* **INFORMATION SUPPLIED**

— START —

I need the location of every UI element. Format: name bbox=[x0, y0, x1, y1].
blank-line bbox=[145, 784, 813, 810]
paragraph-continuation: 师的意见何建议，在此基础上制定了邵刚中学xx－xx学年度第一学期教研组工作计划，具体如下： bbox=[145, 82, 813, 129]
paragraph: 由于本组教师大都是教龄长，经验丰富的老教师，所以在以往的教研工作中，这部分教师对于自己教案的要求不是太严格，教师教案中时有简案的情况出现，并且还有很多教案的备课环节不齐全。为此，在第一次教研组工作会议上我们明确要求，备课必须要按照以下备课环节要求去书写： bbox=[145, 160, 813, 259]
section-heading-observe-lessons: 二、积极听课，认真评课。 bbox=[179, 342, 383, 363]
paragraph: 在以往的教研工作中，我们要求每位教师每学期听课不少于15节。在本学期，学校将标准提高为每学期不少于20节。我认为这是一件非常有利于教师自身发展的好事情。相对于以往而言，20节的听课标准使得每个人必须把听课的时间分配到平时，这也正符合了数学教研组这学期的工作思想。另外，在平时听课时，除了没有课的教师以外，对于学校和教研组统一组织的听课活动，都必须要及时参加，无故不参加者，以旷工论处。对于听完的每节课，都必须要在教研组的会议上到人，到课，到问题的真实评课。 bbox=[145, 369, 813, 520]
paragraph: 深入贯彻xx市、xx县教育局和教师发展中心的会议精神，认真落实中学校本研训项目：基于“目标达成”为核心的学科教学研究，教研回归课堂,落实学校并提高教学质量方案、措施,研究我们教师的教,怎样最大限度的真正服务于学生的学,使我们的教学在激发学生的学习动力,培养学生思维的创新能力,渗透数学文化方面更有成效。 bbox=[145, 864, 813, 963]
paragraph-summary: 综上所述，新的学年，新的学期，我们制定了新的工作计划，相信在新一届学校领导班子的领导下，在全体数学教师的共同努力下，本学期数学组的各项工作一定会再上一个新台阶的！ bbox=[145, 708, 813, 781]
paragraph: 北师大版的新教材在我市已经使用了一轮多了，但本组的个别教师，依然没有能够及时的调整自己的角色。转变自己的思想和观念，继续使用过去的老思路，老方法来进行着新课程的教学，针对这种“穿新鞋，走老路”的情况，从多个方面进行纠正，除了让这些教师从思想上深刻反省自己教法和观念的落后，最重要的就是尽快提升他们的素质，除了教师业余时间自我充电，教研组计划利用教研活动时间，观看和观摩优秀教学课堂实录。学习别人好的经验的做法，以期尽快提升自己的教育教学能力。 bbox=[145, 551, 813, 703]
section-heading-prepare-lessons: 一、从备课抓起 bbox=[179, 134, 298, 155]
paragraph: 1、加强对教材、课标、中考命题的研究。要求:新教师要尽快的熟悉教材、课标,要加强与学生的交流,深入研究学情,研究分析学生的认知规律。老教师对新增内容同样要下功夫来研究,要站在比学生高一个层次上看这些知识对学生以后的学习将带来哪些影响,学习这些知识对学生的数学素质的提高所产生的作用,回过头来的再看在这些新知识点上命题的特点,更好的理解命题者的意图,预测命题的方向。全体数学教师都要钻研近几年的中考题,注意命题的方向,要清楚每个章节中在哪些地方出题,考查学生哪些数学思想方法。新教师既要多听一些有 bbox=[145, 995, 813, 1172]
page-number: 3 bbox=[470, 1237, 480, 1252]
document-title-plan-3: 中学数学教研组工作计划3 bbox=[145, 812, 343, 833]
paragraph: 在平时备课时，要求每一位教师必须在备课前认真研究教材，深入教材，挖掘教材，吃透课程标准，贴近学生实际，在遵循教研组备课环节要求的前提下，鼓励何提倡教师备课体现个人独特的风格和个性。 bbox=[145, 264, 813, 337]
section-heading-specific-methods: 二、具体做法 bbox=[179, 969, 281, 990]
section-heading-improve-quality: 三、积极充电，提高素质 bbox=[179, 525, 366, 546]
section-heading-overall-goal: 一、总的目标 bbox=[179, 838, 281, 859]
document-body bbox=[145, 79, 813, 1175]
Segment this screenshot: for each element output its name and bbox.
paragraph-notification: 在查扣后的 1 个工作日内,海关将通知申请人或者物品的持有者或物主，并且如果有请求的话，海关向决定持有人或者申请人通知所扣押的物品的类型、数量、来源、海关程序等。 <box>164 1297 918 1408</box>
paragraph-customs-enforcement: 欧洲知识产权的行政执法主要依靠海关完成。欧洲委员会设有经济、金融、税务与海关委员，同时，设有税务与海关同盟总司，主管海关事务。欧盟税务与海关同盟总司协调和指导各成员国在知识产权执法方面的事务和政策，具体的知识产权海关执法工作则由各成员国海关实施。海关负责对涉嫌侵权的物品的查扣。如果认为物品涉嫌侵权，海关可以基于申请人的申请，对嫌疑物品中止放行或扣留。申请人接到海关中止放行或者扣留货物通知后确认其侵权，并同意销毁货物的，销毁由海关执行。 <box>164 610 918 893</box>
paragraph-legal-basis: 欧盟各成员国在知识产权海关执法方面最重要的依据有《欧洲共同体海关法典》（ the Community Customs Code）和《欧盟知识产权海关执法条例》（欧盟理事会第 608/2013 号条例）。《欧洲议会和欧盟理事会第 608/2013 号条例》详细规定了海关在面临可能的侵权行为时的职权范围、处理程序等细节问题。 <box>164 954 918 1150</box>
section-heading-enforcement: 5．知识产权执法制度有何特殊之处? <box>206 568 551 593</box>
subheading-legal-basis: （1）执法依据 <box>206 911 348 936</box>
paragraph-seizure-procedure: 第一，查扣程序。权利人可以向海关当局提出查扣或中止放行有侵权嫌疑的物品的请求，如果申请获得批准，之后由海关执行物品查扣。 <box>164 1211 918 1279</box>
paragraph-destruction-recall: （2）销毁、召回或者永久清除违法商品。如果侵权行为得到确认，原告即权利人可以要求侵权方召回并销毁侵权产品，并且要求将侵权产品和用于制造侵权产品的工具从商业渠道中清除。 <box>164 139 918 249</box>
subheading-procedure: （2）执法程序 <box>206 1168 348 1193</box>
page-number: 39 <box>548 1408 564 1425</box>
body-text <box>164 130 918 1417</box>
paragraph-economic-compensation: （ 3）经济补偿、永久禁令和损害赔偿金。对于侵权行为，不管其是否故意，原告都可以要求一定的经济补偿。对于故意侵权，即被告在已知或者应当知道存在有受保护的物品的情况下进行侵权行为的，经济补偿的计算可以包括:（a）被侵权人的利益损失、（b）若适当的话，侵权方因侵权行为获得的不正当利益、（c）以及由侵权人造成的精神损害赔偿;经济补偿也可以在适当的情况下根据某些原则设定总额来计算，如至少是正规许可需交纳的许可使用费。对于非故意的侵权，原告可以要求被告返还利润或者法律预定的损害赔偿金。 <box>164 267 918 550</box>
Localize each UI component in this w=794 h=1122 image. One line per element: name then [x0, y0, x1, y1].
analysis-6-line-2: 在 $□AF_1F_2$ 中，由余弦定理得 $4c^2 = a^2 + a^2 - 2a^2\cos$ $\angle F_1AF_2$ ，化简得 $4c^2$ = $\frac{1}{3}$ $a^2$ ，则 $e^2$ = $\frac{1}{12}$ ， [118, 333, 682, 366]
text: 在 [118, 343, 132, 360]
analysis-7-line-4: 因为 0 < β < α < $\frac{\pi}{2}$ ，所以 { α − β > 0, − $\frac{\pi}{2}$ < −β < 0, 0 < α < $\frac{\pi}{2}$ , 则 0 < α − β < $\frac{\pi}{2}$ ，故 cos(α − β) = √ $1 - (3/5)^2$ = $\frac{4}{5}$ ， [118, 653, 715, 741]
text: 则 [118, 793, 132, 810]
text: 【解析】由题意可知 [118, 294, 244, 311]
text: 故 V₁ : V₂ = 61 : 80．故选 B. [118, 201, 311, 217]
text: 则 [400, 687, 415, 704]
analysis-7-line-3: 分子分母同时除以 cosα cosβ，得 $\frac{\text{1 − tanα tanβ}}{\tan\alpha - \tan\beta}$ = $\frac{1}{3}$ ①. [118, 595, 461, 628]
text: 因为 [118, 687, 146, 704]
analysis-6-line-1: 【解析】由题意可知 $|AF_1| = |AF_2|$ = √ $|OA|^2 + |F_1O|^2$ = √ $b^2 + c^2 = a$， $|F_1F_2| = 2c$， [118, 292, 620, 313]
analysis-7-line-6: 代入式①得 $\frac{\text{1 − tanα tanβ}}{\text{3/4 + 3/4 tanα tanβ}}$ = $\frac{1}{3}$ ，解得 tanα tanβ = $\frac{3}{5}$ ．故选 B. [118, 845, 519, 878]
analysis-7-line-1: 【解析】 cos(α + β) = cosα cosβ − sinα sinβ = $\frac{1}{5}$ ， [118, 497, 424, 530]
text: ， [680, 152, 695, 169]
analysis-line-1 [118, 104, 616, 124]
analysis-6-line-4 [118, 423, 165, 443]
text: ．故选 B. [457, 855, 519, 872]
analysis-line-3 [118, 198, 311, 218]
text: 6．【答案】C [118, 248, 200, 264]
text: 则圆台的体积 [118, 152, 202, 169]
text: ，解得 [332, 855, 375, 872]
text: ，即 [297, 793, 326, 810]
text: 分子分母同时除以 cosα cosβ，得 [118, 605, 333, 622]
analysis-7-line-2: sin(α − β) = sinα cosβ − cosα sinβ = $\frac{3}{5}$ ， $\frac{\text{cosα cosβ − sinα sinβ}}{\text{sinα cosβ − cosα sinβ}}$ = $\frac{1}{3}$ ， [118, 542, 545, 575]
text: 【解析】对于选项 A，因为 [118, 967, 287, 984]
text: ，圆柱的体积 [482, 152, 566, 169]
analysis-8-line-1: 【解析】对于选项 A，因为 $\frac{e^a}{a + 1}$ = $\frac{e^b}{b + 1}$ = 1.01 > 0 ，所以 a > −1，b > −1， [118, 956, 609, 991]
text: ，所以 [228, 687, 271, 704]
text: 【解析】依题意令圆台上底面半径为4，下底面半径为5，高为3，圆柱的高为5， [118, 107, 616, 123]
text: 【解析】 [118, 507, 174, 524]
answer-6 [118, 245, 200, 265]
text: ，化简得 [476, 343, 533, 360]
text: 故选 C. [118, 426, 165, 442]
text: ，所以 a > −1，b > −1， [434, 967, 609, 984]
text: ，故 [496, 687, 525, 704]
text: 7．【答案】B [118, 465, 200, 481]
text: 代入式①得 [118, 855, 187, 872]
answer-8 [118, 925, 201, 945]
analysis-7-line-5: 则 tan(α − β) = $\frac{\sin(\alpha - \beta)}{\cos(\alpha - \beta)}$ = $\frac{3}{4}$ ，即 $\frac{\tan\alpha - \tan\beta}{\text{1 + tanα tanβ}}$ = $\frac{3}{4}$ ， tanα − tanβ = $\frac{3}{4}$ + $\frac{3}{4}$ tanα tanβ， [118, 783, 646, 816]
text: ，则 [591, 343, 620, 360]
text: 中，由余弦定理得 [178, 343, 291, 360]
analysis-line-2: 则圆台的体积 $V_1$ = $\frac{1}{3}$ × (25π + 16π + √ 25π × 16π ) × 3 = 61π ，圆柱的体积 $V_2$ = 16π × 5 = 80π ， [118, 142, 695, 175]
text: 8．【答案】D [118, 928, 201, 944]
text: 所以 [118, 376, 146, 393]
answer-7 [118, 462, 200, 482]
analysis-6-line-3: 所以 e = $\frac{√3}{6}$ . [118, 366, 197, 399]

— END —

* **CHALLENGE**
Write out the data verbatim from its first line through the line that holds "342, 383, 363]", including both.

* **FINAL RESULT**
I need the location of every UI element. Format: name bbox=[x0, y0, x1, y1].
blank-line bbox=[145, 784, 813, 810]
paragraph-continuation: 师的意见何建议，在此基础上制定了邵刚中学xx－xx学年度第一学期教研组工作计划，具体如下： bbox=[145, 82, 813, 129]
paragraph: 由于本组教师大都是教龄长，经验丰富的老教师，所以在以往的教研工作中，这部分教师对于自己教案的要求不是太严格，教师教案中时有简案的情况出现，并且还有很多教案的备课环节不齐全。为此，在第一次教研组工作会议上我们明确要求，备课必须要按照以下备课环节要求去书写： bbox=[145, 160, 813, 259]
section-heading-observe-lessons: 二、积极听课，认真评课。 bbox=[179, 342, 383, 363]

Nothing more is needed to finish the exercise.